* Given task
Transcribe the records below exactly, leaving out any pictures.

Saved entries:
◇ ◇ ◇

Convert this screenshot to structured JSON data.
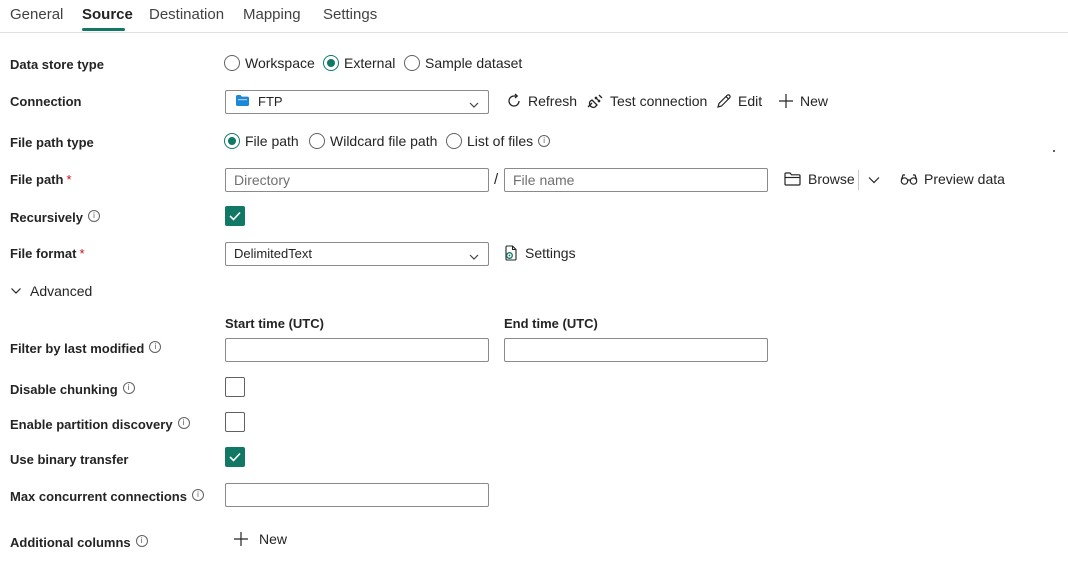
{
  "tabs": [
    {
      "label": "General",
      "active": false
    },
    {
      "label": "Source",
      "active": true
    },
    {
      "label": "Destination",
      "active": false
    },
    {
      "label": "Mapping",
      "active": false
    },
    {
      "label": "Settings",
      "active": false
    }
  ],
  "accent_color": "#117865",
  "data_store_type": {
    "label": "Data store type",
    "options": [
      "Workspace",
      "External",
      "Sample dataset"
    ],
    "selected": "External"
  },
  "connection": {
    "label": "Connection",
    "value": "FTP",
    "icon": "folder-icon",
    "actions": {
      "refresh": "Refresh",
      "test": "Test connection",
      "edit": "Edit",
      "new": "New"
    }
  },
  "file_path_type": {
    "label": "File path type",
    "options": [
      "File path",
      "Wildcard file path",
      "List of files"
    ],
    "selected": "File path"
  },
  "file_path": {
    "label": "File path",
    "directory_placeholder": "Directory",
    "separator": "/",
    "filename_placeholder": "File name",
    "browse": "Browse",
    "preview": "Preview data"
  },
  "recursively": {
    "label": "Recursively",
    "checked": true
  },
  "file_format": {
    "label": "File format",
    "value": "DelimitedText",
    "settings": "Settings"
  },
  "advanced": {
    "label": "Advanced",
    "expanded": true
  },
  "filter": {
    "label": "Filter by last modified",
    "start_header": "Start time (UTC)",
    "end_header": "End time (UTC)",
    "start_value": "",
    "end_value": ""
  },
  "disable_chunking": {
    "label": "Disable chunking",
    "checked": false
  },
  "partition_discovery": {
    "label": "Enable partition discovery",
    "checked": false
  },
  "binary_transfer": {
    "label": "Use binary transfer",
    "checked": true
  },
  "max_connections": {
    "label": "Max concurrent connections",
    "value": ""
  },
  "additional_columns": {
    "label": "Additional columns",
    "new": "New"
  }
}
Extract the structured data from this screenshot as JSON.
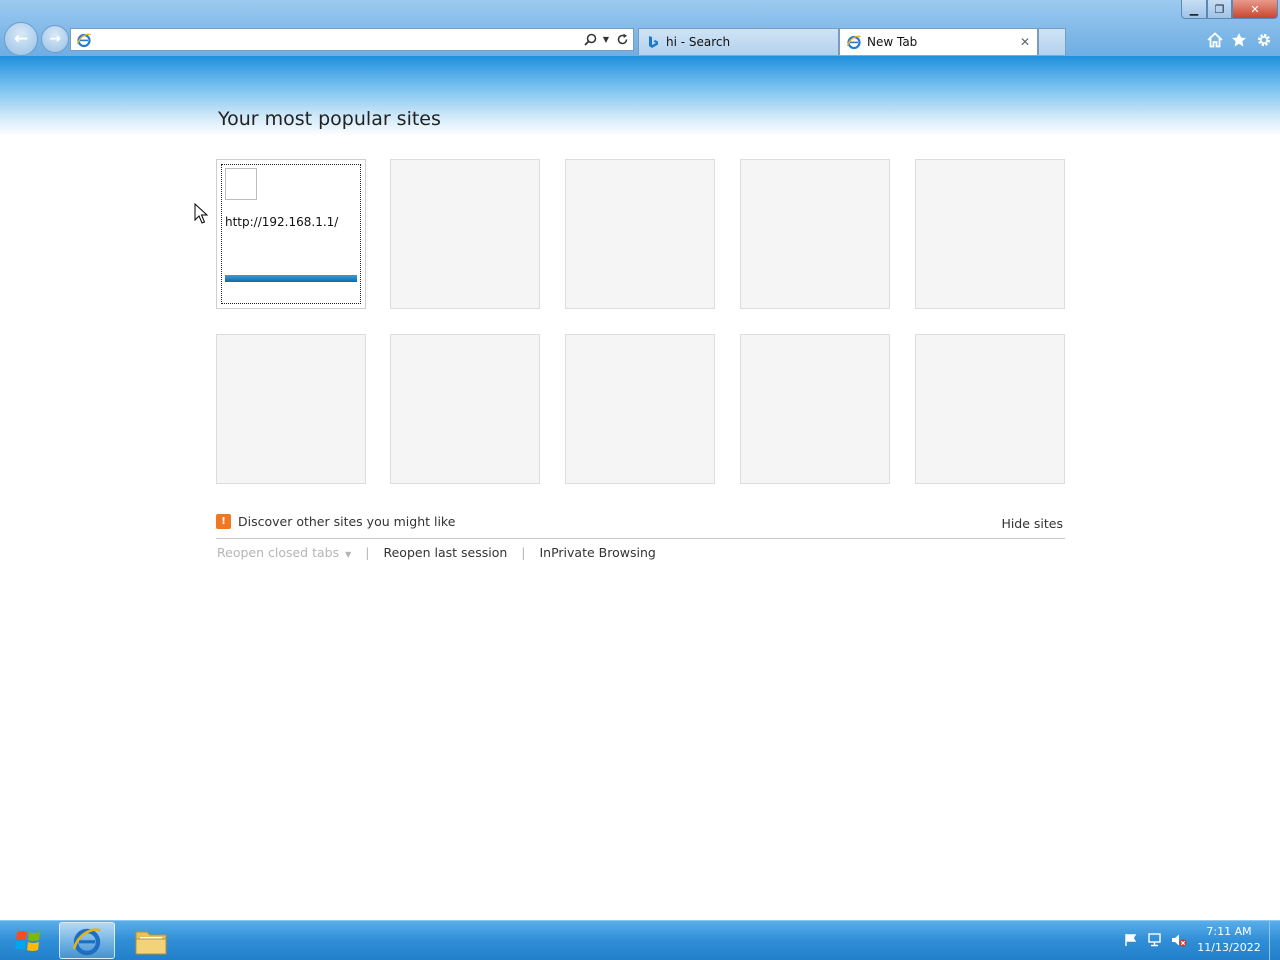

◇ ◇ ◇

* Result of this exercise
Convert this screenshot to structured JSON data.
{
  "tabs": [
    {
      "label": "General",
      "active": false
    },
    {
      "label": "Source",
      "active": true
    },
    {
      "label": "Destination",
      "active": false
    },
    {
      "label": "Mapping",
      "active": false
    },
    {
      "label": "Settings",
      "active": false
    }
  ],
  "accent_color": "#117865",
  "data_store_type": {
    "label": "Data store type",
    "options": [
      "Workspace",
      "External",
      "Sample dataset"
    ],
    "selected": "External"
  },
  "connection": {
    "label": "Connection",
    "value": "FTP",
    "icon": "folder-icon",
    "actions": {
      "refresh": "Refresh",
      "test": "Test connection",
      "edit": "Edit",
      "new": "New"
    }
  },
  "file_path_type": {
    "label": "File path type",
    "options": [
      "File path",
      "Wildcard file path",
      "List of files"
    ],
    "selected": "File path"
  },
  "file_path": {
    "label": "File path",
    "directory_placeholder": "Directory",
    "separator": "/",
    "filename_placeholder": "File name",
    "browse": "Browse",
    "preview": "Preview data"
  },
  "recursively": {
    "label": "Recursively",
    "checked": true
  },
  "file_format": {
    "label": "File format",
    "value": "DelimitedText",
    "settings": "Settings"
  },
  "advanced": {
    "label": "Advanced",
    "expanded": true
  },
  "filter": {
    "label": "Filter by last modified",
    "start_header": "Start time (UTC)",
    "end_header": "End time (UTC)",
    "start_value": "",
    "end_value": ""
  },
  "disable_chunking": {
    "label": "Disable chunking",
    "checked": false
  },
  "partition_discovery": {
    "label": "Enable partition discovery",
    "checked": false
  },
  "binary_transfer": {
    "label": "Use binary transfer",
    "checked": true
  },
  "max_connections": {
    "label": "Max concurrent connections",
    "value": ""
  },
  "additional_columns": {
    "label": "Additional columns",
    "new": "New"
  }
}
Extract the structured data from this screenshot as JSON.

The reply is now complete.